→ **Material**:
● ● ● ● ●
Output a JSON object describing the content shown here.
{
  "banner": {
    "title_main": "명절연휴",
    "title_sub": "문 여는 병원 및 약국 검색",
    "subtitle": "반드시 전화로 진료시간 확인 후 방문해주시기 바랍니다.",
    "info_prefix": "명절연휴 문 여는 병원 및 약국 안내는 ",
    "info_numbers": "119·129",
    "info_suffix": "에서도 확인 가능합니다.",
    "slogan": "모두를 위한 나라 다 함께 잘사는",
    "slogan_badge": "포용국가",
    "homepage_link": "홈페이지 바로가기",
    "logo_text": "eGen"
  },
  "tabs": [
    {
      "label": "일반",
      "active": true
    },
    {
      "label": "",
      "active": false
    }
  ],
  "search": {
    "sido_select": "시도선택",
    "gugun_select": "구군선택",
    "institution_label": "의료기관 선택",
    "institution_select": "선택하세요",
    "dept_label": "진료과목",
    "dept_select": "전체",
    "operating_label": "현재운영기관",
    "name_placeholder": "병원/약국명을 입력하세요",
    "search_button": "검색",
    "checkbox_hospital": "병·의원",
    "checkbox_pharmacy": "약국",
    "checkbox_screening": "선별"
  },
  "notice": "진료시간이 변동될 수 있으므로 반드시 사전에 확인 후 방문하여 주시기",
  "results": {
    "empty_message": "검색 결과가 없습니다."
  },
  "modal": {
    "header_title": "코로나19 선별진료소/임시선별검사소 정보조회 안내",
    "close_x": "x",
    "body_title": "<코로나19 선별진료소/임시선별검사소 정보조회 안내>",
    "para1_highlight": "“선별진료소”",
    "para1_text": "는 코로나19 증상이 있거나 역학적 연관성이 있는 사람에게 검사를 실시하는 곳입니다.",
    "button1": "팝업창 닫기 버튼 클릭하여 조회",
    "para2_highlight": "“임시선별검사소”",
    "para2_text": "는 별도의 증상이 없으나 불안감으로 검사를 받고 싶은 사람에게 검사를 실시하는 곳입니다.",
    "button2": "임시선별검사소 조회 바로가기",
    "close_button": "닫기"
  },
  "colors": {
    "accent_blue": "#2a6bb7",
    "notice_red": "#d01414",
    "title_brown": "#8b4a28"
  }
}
● ● ● ● ●
→ **What is needed**:
Would you write down every record again, exactly?

→ **Reply to the task**:
Output a JSON object describing the content shown here.
{
  "banner": {
    "title_main": "명절연휴",
    "title_sub": "문 여는 병원 및 약국 검색",
    "subtitle": "반드시 전화로 진료시간 확인 후 방문해주시기 바랍니다.",
    "info_prefix": "명절연휴 문 여는 병원 및 약국 안내는 ",
    "info_numbers": "119·129",
    "info_suffix": "에서도 확인 가능합니다.",
    "slogan": "모두를 위한 나라 다 함께 잘사는",
    "slogan_badge": "포용국가",
    "homepage_link": "홈페이지 바로가기",
    "logo_text": "eGen"
  },
  "tabs": [
    {
      "label": "일반",
      "active": true
    },
    {
      "label": "",
      "active": false
    }
  ],
  "search": {
    "sido_select": "시도선택",
    "gugun_select": "구군선택",
    "institution_label": "의료기관 선택",
    "institution_select": "선택하세요",
    "dept_label": "진료과목",
    "dept_select": "전체",
    "operating_label": "현재운영기관",
    "name_placeholder": "병원/약국명을 입력하세요",
    "search_button": "검색",
    "checkbox_hospital": "병·의원",
    "checkbox_pharmacy": "약국",
    "checkbox_screening": "선별"
  },
  "notice": "진료시간이 변동될 수 있으므로 반드시 사전에 확인 후 방문하여 주시기",
  "results": {
    "empty_message": "검색 결과가 없습니다."
  },
  "modal": {
    "header_title": "코로나19 선별진료소/임시선별검사소 정보조회 안내",
    "close_x": "x",
    "body_title": "<코로나19 선별진료소/임시선별검사소 정보조회 안내>",
    "para1_highlight": "“선별진료소”",
    "para1_text": "는 코로나19 증상이 있거나 역학적 연관성이 있는 사람에게 검사를 실시하는 곳입니다.",
    "button1": "팝업창 닫기 버튼 클릭하여 조회",
    "para2_highlight": "“임시선별검사소”",
    "para2_text": "는 별도의 증상이 없으나 불안감으로 검사를 받고 싶은 사람에게 검사를 실시하는 곳입니다.",
    "button2": "임시선별검사소 조회 바로가기",
    "close_button": "닫기"
  },
  "colors": {
    "accent_blue": "#2a6bb7",
    "notice_red": "#d01414",
    "title_brown": "#8b4a28"
  }
}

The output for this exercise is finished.